- WHAT THE EXERCISE ASKS -
Reproduce each line from the records that holds "Canadian".

(Records that describe figures)
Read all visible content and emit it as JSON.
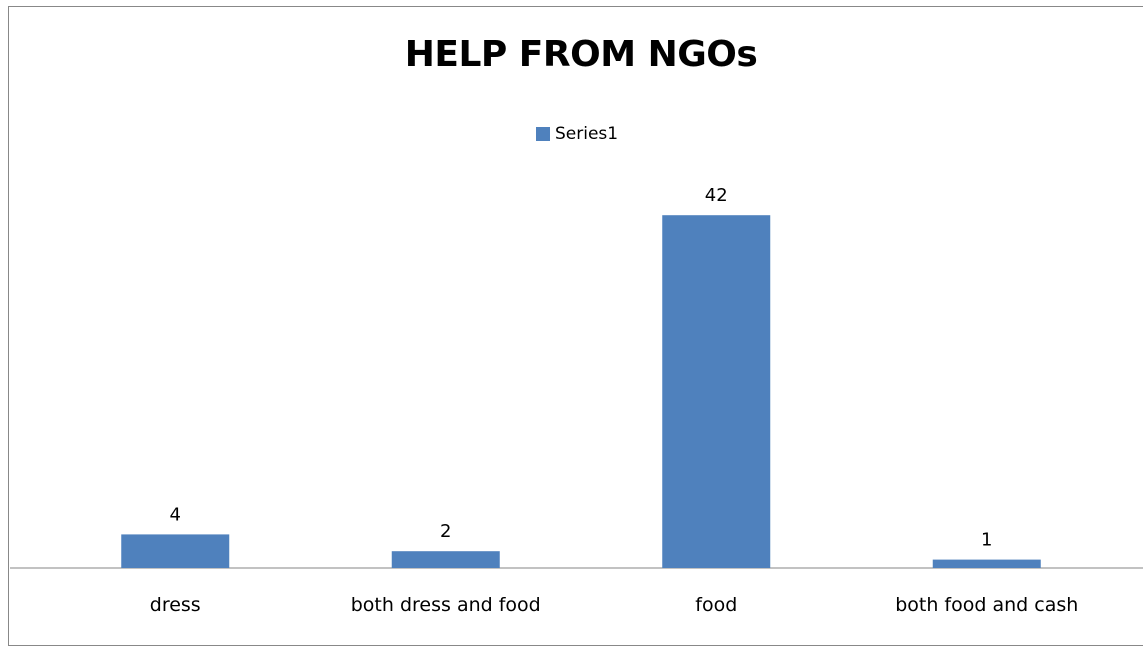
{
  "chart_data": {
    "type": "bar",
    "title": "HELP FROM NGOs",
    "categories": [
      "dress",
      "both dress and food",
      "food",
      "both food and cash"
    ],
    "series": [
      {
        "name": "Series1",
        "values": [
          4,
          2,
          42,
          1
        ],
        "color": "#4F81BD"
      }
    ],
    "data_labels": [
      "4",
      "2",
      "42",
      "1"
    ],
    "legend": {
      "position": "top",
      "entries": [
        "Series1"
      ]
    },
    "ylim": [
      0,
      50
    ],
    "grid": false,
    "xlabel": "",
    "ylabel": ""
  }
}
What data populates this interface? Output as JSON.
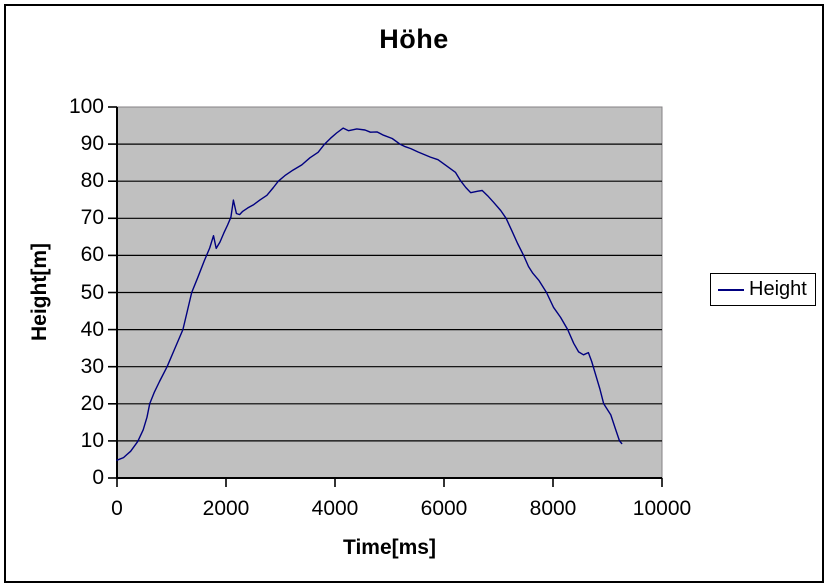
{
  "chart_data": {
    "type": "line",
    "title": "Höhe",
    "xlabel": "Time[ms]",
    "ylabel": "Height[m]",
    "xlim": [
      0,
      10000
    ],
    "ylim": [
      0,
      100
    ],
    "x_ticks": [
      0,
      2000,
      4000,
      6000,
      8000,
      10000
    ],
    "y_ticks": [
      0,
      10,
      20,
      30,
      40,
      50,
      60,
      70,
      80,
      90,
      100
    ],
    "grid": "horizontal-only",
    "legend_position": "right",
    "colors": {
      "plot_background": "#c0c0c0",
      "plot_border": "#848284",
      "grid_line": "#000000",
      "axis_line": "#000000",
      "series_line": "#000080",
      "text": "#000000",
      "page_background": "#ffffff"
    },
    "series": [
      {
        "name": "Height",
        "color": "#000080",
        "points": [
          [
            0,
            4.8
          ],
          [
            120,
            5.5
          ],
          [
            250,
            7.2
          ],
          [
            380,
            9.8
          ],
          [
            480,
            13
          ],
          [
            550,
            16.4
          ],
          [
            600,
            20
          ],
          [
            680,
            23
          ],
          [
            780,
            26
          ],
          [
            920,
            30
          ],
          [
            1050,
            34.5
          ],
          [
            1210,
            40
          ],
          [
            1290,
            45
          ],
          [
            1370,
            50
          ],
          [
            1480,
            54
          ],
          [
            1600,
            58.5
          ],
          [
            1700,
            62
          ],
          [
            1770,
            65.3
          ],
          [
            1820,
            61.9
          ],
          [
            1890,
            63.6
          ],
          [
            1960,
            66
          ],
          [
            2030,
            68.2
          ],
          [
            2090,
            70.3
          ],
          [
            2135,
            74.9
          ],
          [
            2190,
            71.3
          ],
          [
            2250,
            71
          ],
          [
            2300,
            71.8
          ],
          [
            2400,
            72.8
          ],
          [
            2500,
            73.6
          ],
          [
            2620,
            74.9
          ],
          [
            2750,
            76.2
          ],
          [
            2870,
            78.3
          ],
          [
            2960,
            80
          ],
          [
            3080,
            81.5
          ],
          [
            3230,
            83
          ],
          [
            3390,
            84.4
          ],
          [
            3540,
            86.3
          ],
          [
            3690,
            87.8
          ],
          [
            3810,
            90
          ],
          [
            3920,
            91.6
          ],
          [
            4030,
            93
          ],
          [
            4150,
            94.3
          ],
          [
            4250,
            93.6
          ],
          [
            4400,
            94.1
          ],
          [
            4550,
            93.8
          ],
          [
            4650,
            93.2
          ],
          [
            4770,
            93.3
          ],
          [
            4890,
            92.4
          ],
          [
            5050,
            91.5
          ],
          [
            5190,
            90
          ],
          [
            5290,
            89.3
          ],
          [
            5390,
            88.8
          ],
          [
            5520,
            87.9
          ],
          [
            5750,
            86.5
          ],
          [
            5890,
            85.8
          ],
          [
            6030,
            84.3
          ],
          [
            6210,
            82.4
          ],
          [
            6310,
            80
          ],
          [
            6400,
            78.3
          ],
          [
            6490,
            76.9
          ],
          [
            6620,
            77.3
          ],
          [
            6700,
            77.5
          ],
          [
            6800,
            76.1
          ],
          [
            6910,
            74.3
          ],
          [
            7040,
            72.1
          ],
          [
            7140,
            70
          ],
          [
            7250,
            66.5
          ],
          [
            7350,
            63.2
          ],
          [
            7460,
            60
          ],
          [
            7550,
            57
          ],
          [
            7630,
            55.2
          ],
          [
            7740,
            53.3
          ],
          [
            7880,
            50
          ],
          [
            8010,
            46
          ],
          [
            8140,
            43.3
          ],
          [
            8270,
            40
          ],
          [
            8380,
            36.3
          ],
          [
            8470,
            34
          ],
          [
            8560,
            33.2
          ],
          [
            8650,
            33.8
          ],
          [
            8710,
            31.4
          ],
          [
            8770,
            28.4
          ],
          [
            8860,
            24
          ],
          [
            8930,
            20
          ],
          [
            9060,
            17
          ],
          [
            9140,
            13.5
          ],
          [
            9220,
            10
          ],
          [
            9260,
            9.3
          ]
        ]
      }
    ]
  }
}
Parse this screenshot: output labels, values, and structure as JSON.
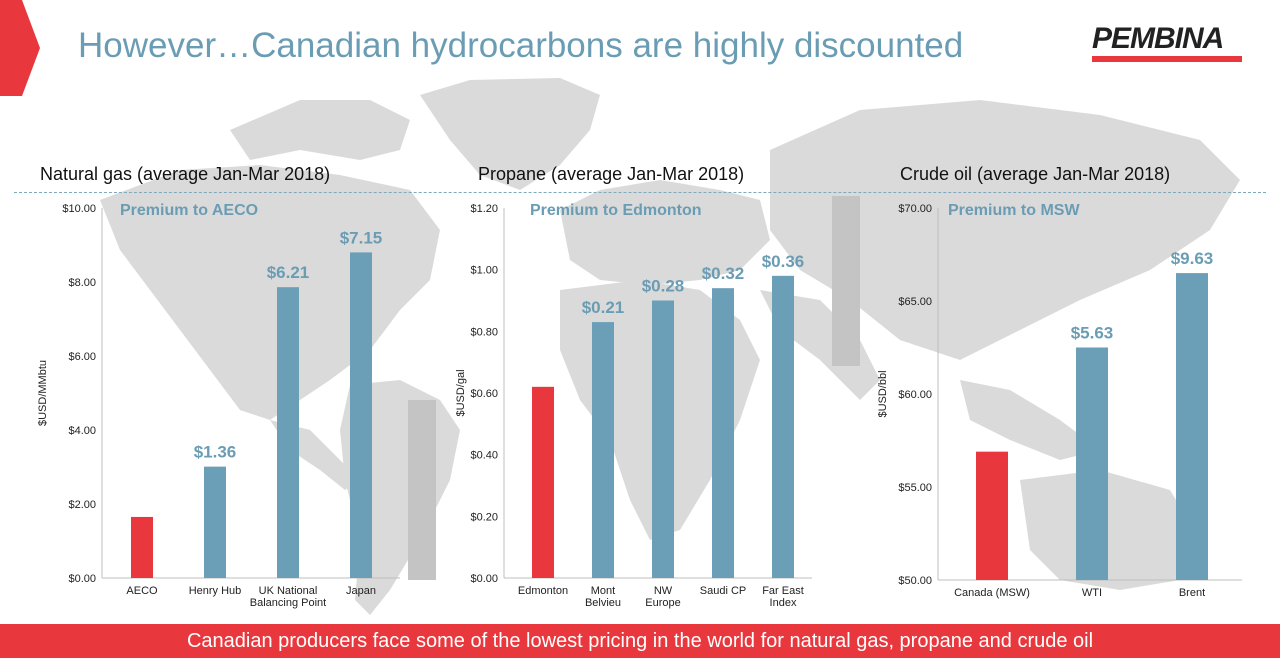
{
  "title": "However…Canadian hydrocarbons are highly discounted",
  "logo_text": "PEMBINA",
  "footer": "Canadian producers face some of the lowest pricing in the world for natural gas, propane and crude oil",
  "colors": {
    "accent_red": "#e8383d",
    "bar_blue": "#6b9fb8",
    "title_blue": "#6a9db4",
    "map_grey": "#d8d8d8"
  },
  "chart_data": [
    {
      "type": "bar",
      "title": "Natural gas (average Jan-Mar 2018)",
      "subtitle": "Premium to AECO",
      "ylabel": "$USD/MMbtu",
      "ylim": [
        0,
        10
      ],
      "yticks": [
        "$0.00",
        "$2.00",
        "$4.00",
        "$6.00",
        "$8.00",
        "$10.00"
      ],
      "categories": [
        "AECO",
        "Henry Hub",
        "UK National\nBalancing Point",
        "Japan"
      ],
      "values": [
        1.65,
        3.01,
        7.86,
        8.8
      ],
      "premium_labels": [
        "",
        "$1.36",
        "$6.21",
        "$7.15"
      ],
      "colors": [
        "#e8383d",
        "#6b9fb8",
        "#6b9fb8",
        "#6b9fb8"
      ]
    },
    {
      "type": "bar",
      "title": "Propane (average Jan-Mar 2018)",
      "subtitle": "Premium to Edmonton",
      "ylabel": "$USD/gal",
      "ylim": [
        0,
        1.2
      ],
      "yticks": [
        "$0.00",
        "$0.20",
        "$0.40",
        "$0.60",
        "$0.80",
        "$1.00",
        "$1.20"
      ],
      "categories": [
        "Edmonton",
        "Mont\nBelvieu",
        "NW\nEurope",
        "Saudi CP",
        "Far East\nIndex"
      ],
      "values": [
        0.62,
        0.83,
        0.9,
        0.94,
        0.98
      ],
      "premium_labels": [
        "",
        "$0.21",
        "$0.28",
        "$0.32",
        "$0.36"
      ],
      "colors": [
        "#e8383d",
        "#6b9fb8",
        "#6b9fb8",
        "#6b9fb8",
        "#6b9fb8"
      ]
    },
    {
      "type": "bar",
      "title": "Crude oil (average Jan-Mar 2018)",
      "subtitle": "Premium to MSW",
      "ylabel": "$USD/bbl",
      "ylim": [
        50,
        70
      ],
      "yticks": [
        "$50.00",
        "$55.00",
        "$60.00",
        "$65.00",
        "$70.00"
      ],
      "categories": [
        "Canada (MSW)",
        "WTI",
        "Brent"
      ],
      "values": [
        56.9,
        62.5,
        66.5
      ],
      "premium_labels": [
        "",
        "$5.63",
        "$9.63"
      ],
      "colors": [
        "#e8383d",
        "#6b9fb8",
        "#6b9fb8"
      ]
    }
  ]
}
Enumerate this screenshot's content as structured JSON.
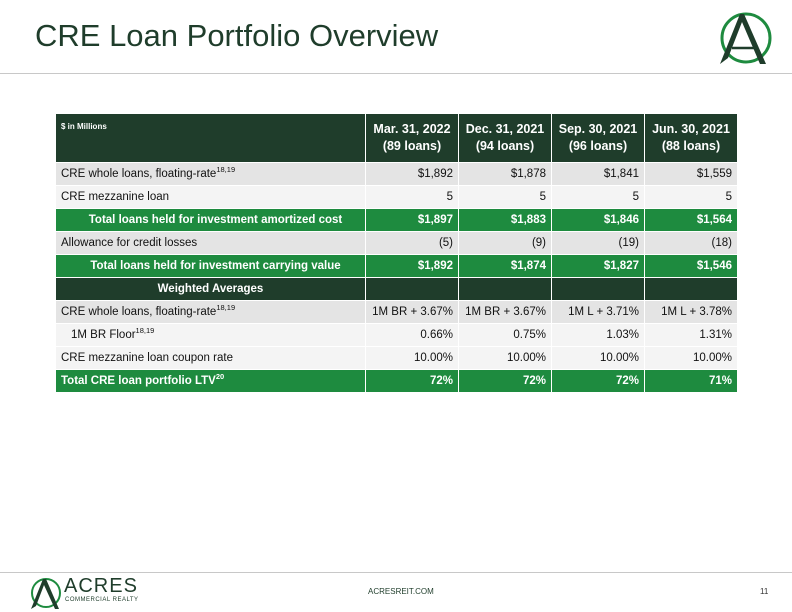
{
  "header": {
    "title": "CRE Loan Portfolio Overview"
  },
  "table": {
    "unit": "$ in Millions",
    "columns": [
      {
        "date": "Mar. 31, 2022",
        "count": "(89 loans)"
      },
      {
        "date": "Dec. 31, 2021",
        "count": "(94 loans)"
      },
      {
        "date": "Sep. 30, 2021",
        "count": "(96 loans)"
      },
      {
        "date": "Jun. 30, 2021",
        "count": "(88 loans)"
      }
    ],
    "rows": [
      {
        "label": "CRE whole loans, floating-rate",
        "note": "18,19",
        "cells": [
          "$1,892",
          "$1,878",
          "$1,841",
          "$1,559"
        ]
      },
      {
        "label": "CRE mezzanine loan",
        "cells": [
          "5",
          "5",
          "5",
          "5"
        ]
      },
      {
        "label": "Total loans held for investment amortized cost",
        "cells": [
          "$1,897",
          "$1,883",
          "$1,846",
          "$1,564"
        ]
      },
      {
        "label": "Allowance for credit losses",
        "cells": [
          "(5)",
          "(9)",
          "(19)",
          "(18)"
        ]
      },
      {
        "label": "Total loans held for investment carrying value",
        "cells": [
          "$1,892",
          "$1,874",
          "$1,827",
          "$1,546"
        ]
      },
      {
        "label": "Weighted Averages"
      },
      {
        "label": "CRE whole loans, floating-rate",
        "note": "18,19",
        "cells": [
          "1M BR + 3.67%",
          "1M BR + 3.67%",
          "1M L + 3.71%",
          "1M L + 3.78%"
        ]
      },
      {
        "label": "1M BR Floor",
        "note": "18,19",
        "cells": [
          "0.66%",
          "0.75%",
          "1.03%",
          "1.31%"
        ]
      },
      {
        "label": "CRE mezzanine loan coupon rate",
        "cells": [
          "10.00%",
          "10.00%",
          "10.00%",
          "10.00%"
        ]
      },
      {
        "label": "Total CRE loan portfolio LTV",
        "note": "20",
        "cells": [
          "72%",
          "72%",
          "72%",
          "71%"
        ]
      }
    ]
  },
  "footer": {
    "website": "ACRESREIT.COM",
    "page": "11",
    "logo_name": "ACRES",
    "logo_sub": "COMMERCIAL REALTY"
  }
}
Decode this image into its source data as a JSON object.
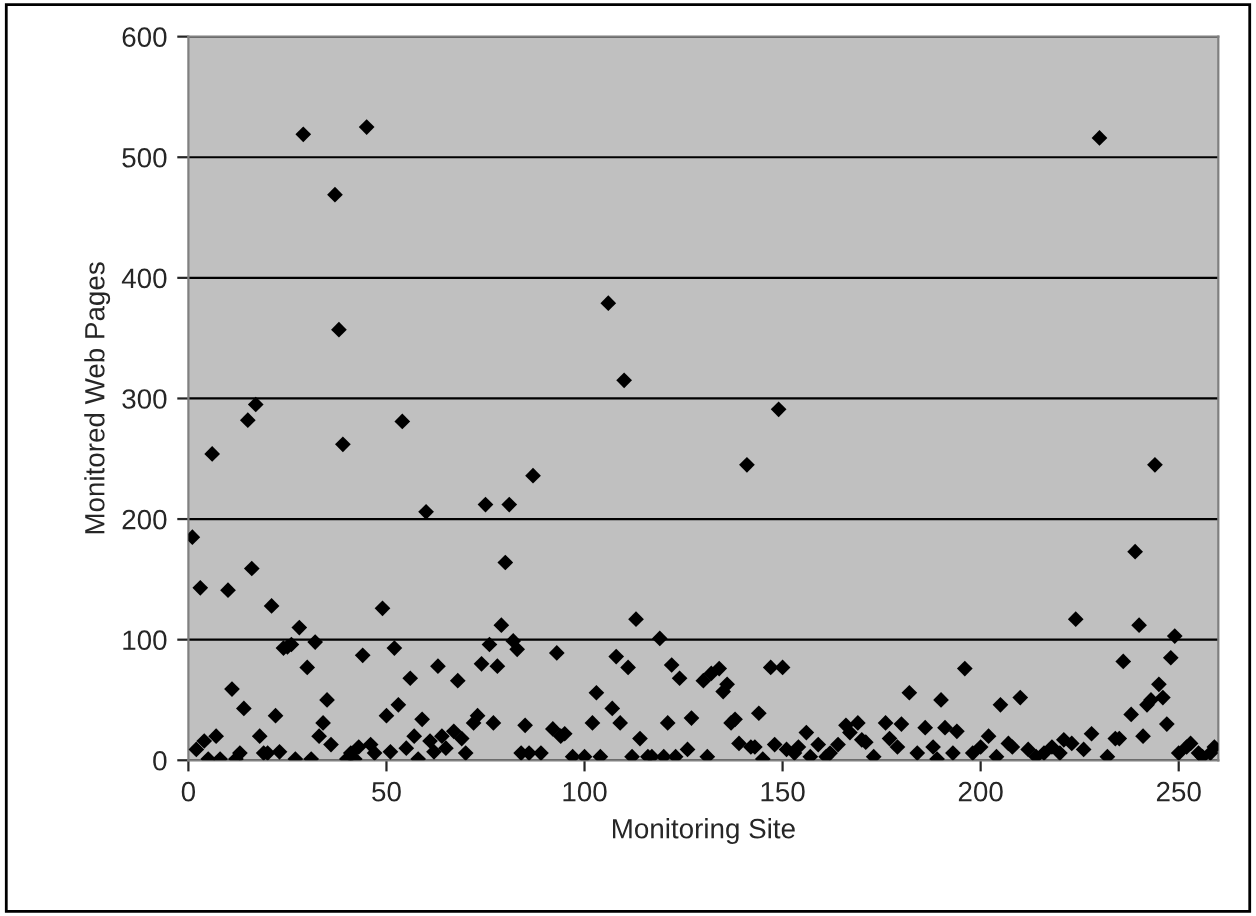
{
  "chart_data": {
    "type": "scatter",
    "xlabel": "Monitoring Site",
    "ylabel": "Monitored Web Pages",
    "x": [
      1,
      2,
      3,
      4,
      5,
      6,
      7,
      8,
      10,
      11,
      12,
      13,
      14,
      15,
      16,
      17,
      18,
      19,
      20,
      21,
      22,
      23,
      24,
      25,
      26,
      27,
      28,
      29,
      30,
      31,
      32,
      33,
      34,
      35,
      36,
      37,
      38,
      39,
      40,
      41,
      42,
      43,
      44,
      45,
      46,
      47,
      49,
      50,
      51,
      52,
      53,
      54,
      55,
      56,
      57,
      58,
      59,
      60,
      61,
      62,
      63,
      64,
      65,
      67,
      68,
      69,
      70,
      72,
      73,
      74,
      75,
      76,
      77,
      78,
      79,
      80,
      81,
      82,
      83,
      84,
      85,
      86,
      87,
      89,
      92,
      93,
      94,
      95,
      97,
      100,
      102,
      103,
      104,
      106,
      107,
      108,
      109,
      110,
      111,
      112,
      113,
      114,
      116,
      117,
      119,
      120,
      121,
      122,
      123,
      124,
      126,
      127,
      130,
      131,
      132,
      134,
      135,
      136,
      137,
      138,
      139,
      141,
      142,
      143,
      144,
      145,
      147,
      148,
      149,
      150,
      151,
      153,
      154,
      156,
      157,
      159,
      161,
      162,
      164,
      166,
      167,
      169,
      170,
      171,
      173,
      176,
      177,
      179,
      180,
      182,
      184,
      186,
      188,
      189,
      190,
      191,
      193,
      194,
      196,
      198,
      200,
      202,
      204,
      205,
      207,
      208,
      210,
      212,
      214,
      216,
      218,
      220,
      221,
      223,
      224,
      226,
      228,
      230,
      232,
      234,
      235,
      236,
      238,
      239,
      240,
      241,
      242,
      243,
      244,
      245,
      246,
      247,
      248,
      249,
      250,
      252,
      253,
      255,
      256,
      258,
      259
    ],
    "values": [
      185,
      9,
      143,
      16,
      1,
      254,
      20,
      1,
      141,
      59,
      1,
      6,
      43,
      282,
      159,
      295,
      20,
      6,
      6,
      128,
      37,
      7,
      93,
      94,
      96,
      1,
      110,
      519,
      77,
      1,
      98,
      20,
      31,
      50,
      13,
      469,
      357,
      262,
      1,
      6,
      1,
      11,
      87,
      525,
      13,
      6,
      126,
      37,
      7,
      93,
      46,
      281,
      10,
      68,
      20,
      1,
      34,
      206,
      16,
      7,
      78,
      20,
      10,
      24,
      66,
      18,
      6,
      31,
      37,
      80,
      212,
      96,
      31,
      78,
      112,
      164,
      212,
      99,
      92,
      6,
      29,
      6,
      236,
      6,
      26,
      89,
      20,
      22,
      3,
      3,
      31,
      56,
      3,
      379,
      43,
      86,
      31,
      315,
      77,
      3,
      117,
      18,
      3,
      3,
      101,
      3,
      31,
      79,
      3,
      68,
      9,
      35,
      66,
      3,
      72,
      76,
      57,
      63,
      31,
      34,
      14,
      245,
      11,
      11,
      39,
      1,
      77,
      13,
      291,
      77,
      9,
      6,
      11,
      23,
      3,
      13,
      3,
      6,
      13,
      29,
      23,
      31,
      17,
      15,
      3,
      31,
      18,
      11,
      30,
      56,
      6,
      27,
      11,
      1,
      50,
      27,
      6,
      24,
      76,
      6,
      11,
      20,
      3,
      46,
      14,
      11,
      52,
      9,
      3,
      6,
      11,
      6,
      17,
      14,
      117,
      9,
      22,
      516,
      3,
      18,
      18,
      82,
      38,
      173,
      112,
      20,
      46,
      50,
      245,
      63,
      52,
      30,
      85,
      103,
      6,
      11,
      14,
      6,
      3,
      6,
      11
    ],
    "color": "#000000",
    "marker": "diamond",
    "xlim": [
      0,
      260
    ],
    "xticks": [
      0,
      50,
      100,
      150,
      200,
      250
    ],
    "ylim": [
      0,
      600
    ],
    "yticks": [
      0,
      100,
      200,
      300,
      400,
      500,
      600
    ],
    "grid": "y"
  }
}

- WORKED ANSWER -
  "title": "However…Canadian hydrocarbons are highly discounted",
  "footer": "Canadian producers face some of the lowest pricing in the world for natural gas, propane and crude oil",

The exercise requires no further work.